One of the most important element of performing optimization algorithms is computing the gradient of a physical observable's gradient with respect to a set of circuit parameters:

O(θ)θi \begin{equation} \frac{\partial \langle O\rangle (\vec{\theta})}{\partial \theta_i} \end{equation}

In this tutorial, we introduce the gradient estimators provided by QURI Parts. They are:

  • Numerical gradient estimator: A gradient estimator that estimates the gradient based on finite difference method.
  • Parameter shift gradient estimator: A gradient estimator that estimates the gradient based on the parameter shift method.

Prerequisite

QURI Parts modules used in this tutorial: quri-parts-circuit, quri-parts-core, and quri-parts-qulacs. You can install them as follows:

!pip install "quri-parts[qulacs]"

Interface

A gradient estimator is represented by the GradientEstimator interface. It represents a function that estimates gradient values of an expectation value of a given Operator for a given parametric state with given parameter values (the third argument). It's function signature is

from typing import Callable, Sequence, Union
from typing_extensions import TypeAlias, TypeVar
from quri_parts.core.estimator import Estimatable, Estimates
from quri_parts.core.state import ParametricCircuitQuantumState, ParametricQuantumStateVector

# Generic type of parametric states
_ParametricStateT = TypeVar(
    "_ParametricStateT",
    bound=Union[ParametricCircuitQuantumState, ParametricQuantumStateVector],
)

# Function signature of a `GradientEstimator` defined in QURI Parts.
GradientEstimator: TypeAlias = Callable[
    [Estimatable, _ParametricStateT, Sequence[float]],
    Estimates[complex],
]

You may create a GradientEstimator from a generating function. They are often named as create_..._gradient_estimator. To create a GradientEstimator, you need to pass in a ConcurrentParametricQuantumEstimator to the generating function. Here, we use the one provided by quri_parts.qulacs

from quri_parts.qulacs.estimator import create_qulacs_vector_concurrent_parametric_estimator
concurrent_parametric_estimator = create_qulacs_vector_concurrent_parametric_estimator()

Preparation

Let's prepare the operator and the parametric state we use through out this tutorial.

from quri_parts.core.operator import Operator, pauli_label

operator = Operator({
    pauli_label("X0 Y1"): 0.5,
    pauli_label("Z0 X1"): 0.2,
})

The linear mapping of the parametric circuit is slightly different from previous sections. Here, the circuit parameter and gate parameters are related via:

Θ1=(θ2+ϕ2+12)πΘ2=(θ2+ϕ3)πΘ3=(θ3ϕ212)π\begin{equation} \begin{split} \Theta_1 &= \left(\frac{\theta}{2} + \frac{\phi}{2} + \frac{1}{2}\right)\pi \\ \Theta_2 &= \left(-\frac{\theta}{2} + \frac{\phi}{3}\right)\pi \\ \Theta_3 &= \left(\frac{\theta}{3} - \frac{\phi}{2} - \frac{1}{2}\right)\pi \end{split} \end{equation}

for aesthetical reason when we discuss the details of the parameter shift rule later.

◆ Items:
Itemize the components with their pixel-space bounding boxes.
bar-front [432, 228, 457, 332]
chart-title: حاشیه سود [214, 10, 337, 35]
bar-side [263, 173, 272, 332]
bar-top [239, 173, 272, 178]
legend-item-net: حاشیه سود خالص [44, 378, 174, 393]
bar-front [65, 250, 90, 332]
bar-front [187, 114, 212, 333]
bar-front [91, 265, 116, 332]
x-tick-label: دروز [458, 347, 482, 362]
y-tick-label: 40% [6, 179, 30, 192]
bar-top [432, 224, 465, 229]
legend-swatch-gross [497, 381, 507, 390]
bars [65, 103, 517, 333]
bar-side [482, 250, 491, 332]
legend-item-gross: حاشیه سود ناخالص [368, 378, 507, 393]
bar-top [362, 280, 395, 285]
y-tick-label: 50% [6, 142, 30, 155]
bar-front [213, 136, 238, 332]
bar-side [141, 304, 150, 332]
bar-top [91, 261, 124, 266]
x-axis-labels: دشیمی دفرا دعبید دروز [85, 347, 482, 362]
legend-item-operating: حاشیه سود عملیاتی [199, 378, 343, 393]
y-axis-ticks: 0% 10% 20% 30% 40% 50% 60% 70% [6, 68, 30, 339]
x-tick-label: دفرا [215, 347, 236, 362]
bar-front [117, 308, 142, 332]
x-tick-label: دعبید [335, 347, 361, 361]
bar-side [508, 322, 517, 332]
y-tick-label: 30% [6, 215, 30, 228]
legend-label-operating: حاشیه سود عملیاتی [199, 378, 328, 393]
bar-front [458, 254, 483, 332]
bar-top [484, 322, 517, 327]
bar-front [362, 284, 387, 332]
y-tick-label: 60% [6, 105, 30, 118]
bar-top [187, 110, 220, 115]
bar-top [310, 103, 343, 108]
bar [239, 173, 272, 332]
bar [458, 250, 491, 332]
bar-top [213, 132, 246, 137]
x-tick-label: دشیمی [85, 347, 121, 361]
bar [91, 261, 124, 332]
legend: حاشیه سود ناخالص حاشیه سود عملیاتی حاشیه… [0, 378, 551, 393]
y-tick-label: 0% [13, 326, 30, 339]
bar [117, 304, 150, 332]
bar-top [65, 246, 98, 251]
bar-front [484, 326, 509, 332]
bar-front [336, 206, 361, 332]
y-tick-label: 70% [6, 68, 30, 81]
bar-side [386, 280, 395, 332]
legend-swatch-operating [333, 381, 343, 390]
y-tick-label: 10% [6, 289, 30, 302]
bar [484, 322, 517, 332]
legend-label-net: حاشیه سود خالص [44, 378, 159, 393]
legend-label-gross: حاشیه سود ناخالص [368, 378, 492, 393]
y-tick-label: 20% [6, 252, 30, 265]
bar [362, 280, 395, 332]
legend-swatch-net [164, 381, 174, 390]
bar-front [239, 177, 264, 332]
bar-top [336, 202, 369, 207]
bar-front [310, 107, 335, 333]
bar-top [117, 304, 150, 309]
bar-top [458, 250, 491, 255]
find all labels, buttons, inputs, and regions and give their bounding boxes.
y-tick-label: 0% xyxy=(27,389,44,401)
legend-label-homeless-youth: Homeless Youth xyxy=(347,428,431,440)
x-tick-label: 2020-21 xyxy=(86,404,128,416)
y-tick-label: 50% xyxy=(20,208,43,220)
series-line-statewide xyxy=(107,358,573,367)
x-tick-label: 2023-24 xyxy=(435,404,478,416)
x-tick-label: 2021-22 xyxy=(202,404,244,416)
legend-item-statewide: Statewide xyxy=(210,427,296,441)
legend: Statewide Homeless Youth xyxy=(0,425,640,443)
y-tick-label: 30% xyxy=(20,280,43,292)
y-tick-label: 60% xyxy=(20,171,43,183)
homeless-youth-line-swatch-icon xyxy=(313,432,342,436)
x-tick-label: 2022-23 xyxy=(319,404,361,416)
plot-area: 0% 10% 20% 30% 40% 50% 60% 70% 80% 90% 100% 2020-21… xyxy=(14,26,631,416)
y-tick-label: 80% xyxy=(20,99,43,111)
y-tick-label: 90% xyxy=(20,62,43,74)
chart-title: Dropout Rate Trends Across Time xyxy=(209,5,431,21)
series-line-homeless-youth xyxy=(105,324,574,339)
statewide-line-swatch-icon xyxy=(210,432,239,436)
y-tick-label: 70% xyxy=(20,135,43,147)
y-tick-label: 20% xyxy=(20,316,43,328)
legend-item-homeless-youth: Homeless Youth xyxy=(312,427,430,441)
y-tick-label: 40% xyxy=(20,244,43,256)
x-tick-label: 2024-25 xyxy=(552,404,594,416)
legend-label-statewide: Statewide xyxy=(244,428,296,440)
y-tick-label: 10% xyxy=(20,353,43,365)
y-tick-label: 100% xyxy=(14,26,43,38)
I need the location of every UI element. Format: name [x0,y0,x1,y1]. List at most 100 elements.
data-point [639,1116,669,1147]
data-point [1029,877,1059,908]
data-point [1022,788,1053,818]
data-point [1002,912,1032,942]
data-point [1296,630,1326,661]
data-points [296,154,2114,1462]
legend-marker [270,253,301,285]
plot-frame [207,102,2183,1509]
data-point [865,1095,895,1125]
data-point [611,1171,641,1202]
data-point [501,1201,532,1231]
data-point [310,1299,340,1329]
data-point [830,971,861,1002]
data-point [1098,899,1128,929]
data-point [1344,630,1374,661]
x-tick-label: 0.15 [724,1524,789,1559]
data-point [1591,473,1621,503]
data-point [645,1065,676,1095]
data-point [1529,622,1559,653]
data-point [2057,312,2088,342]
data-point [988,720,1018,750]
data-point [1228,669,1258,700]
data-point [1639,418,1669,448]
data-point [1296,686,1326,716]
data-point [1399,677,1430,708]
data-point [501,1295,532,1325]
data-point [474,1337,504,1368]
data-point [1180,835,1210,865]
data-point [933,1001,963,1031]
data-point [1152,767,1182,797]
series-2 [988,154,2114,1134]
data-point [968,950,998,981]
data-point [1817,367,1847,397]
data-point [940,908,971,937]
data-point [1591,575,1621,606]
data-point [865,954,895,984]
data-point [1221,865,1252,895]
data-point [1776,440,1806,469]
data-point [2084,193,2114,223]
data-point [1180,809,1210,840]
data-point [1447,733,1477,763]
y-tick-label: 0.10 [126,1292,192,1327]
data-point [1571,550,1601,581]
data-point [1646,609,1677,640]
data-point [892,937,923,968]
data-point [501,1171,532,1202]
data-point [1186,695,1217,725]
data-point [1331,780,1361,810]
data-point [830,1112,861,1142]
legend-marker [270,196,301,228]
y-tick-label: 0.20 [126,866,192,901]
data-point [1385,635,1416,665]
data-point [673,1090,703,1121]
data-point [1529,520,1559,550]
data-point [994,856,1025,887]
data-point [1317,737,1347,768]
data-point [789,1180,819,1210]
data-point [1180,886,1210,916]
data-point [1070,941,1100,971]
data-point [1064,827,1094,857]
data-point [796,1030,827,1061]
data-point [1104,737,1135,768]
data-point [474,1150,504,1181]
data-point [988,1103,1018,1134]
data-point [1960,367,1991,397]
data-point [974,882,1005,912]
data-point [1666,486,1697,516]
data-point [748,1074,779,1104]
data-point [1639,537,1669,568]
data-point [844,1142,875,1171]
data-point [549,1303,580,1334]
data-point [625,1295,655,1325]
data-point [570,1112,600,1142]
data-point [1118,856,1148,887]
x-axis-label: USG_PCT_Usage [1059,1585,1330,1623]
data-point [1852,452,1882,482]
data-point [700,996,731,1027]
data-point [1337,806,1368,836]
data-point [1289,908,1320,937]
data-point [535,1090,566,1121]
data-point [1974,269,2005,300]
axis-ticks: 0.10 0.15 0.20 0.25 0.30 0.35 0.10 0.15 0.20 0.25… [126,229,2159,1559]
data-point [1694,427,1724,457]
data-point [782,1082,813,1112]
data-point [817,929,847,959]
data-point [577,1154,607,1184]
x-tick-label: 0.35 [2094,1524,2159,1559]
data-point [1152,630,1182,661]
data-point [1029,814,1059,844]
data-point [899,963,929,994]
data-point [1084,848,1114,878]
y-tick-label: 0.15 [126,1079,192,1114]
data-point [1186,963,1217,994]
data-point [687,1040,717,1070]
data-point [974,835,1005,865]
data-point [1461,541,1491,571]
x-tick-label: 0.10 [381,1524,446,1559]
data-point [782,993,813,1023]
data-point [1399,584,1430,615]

◆ Exercise aim:
From the gradient estimator tutorial, copy the stretch from "The linear mapping" through "shift rule later.".

◆ Answer:
The linear mapping of the parametric circuit is slightly different from previous sections. Here, the circuit parameter and gate parameters are related via:

Θ1=(θ2+ϕ2+12)πΘ2=(θ2+ϕ3)πΘ3=(θ3ϕ212)π\begin{equation} \begin{split} \Theta_1 &= \left(\frac{\theta}{2} + \frac{\phi}{2} + \frac{1}{2}\right)\pi \\ \Theta_2 &= \left(-\frac{\theta}{2} + \frac{\phi}{3}\right)\pi \\ \Theta_3 &= \left(\frac{\theta}{3} - \frac{\phi}{2} - \frac{1}{2}\right)\pi \end{split} \end{equation}

for aesthetical reason when we discuss the details of the parameter shift rule later.